* [What you will do]:
Reproduce the lines character for character, starting with the first one and ending after the line that contains "data-label: 5.957.950 (634, 213, 710, 232)".

* [Input material]:

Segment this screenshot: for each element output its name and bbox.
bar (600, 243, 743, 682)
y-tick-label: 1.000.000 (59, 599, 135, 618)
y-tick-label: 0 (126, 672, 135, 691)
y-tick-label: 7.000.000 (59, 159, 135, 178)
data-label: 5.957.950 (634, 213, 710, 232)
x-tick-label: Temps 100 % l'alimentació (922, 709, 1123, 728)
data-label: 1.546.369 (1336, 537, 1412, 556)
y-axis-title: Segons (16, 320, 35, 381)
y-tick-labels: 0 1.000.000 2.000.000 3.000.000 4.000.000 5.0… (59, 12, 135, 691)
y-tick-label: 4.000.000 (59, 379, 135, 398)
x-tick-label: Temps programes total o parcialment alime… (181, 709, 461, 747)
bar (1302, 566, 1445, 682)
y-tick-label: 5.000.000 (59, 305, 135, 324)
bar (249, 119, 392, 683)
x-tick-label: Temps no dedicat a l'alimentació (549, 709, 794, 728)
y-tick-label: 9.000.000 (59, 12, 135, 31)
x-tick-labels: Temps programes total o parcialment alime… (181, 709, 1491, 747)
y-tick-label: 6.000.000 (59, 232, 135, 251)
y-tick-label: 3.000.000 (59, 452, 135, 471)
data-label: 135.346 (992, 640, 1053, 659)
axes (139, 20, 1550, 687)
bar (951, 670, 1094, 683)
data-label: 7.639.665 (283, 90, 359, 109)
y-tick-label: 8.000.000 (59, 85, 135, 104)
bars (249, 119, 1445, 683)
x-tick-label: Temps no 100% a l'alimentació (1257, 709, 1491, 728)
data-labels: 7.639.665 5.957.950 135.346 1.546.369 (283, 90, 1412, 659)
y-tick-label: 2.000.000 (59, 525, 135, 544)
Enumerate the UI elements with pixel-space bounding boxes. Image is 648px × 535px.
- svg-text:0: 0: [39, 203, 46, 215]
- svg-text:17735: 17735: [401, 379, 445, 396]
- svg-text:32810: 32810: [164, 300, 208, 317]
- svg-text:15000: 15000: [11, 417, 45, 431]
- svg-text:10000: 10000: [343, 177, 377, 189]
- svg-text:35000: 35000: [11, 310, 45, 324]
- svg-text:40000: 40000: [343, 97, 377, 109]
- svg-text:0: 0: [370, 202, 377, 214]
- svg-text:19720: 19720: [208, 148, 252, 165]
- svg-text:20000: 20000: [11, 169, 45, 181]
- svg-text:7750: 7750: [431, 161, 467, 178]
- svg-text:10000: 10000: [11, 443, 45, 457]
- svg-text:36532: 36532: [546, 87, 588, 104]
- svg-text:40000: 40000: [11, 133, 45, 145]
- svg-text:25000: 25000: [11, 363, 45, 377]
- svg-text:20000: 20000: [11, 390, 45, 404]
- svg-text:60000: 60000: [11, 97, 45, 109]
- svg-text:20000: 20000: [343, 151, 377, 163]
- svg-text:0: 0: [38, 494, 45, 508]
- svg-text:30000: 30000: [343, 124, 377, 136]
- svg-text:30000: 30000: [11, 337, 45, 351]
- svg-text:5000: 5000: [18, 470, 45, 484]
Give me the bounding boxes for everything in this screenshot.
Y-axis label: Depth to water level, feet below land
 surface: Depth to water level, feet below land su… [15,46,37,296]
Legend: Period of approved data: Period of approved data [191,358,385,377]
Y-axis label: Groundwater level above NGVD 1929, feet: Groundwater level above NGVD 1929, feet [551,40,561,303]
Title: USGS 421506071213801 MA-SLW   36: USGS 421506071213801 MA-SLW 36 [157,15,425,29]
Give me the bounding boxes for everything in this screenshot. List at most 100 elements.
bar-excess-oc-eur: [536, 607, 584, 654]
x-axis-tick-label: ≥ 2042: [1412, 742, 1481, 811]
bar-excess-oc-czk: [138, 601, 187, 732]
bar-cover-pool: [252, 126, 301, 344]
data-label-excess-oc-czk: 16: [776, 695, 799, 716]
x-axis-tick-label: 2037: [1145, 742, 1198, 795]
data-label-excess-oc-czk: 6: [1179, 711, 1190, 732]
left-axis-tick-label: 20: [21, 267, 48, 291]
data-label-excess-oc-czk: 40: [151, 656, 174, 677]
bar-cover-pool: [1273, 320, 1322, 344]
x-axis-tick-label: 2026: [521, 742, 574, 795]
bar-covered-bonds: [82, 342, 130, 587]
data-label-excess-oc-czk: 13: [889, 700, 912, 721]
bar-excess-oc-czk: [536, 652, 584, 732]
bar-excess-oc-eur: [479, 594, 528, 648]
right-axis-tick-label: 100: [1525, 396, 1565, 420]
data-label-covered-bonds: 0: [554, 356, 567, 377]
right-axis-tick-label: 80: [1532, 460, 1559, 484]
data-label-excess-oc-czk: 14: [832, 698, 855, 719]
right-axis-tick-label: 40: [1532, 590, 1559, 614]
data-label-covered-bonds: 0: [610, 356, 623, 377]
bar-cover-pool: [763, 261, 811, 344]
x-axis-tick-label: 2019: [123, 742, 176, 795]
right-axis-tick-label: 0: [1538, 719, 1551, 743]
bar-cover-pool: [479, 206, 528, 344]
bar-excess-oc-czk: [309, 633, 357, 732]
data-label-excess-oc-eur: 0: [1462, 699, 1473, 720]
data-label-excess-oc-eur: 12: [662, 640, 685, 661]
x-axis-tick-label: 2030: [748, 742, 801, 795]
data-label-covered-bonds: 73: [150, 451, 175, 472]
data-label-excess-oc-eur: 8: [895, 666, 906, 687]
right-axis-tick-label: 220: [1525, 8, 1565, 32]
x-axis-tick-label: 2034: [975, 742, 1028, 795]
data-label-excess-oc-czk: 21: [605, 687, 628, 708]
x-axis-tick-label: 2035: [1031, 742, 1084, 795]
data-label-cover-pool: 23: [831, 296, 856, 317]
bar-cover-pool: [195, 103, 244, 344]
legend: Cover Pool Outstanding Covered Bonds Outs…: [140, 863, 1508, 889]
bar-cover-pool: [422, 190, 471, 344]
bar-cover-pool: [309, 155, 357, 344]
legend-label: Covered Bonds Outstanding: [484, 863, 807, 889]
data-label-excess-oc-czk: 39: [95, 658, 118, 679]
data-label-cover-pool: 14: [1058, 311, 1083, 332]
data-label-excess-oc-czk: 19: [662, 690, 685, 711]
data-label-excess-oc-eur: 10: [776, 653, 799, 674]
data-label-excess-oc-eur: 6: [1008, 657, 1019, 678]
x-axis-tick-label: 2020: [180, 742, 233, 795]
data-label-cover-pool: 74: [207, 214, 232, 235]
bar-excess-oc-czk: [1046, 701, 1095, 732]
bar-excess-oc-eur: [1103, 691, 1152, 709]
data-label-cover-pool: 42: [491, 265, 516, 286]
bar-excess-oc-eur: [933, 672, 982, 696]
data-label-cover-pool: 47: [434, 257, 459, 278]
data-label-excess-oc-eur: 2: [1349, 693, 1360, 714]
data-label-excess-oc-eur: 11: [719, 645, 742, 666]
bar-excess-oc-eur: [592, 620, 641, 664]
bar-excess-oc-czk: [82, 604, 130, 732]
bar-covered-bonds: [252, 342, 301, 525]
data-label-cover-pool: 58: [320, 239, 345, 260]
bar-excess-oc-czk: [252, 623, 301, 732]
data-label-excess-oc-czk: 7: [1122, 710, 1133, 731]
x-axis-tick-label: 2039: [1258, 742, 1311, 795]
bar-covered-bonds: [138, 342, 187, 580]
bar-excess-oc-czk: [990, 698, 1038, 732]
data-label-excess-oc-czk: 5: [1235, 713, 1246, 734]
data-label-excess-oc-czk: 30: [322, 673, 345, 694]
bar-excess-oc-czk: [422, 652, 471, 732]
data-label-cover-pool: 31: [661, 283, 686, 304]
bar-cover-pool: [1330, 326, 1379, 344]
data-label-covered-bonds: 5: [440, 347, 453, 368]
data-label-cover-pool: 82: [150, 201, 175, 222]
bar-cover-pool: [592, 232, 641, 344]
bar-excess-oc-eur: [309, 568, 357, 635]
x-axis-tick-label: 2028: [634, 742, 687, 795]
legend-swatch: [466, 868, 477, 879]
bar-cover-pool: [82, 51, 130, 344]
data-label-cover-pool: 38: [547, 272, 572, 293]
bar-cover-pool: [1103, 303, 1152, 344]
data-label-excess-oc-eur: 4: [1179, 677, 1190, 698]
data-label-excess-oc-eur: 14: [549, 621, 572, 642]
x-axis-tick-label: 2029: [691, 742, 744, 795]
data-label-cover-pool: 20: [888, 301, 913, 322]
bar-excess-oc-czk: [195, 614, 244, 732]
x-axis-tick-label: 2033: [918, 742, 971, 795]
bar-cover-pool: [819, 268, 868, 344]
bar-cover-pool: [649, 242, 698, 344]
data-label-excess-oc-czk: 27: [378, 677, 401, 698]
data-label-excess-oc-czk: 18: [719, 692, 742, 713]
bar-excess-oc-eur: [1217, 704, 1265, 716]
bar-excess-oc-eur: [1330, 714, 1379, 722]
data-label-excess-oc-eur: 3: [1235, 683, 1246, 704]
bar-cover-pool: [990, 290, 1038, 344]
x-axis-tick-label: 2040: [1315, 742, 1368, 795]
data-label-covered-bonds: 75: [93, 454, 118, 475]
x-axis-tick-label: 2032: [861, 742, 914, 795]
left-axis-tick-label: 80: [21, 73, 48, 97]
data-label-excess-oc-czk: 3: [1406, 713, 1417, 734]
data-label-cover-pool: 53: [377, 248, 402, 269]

* [Answer to the problem]:
Segment this screenshot: for each element output its name and bbox.
bar (600, 243, 743, 682)
y-tick-label: 1.000.000 (59, 599, 135, 618)
y-tick-label: 0 (126, 672, 135, 691)
y-tick-label: 7.000.000 (59, 159, 135, 178)
data-label: 5.957.950 (634, 213, 710, 232)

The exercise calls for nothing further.